Collected data entries:
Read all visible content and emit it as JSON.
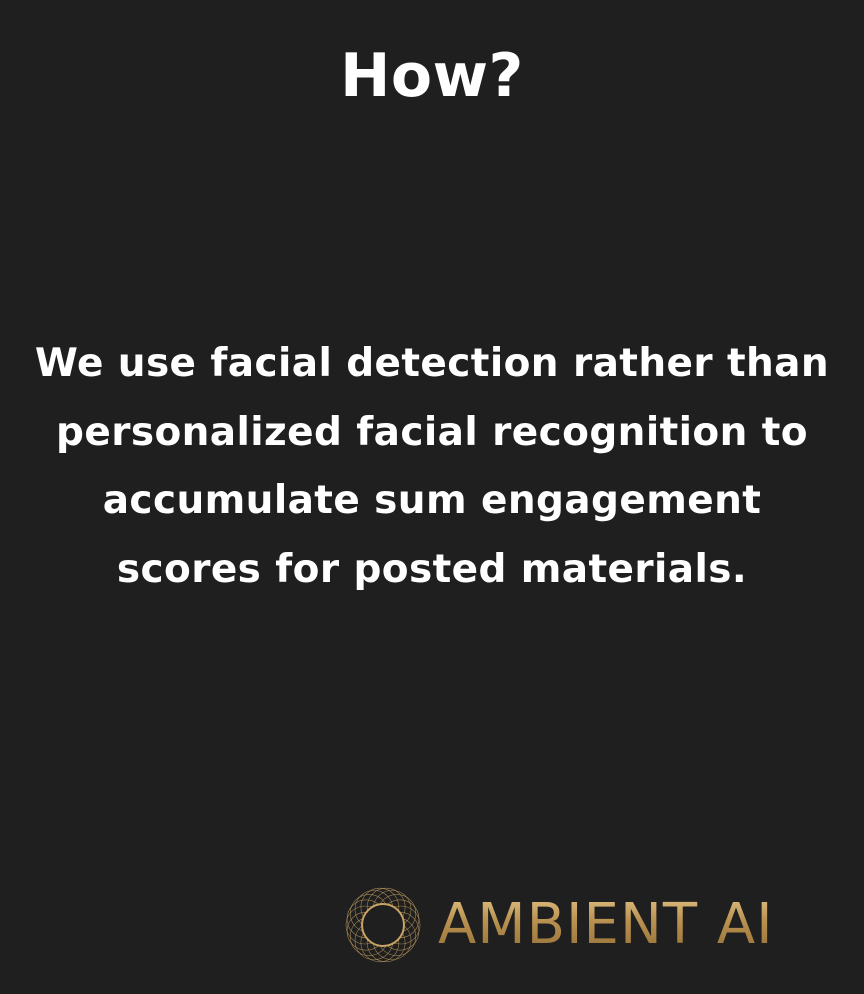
{
  "slide": {
    "title": "How?",
    "body": "We use facial detection rather than personalized facial recognition to accumulate sum engagement scores for posted materials."
  },
  "logo": {
    "brand_name": "AMBIENT AI",
    "emblem_icon": "gold-geometric-rosette-icon",
    "gold_color": "#c9a464"
  },
  "colors": {
    "background": "#1f1f1f",
    "text": "#ffffff"
  }
}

→ **Objective**
Could you reproduce every record above exactly, leaving out the pictures?

→ **Final answer**
Read all visible content and emit it as JSON.
{
  "slide": {
    "title": "How?",
    "body": "We use facial detection rather than personalized facial recognition to accumulate sum engagement scores for posted materials."
  },
  "logo": {
    "brand_name": "AMBIENT AI",
    "emblem_icon": "gold-geometric-rosette-icon",
    "gold_color": "#c9a464"
  },
  "colors": {
    "background": "#1f1f1f",
    "text": "#ffffff"
  }
}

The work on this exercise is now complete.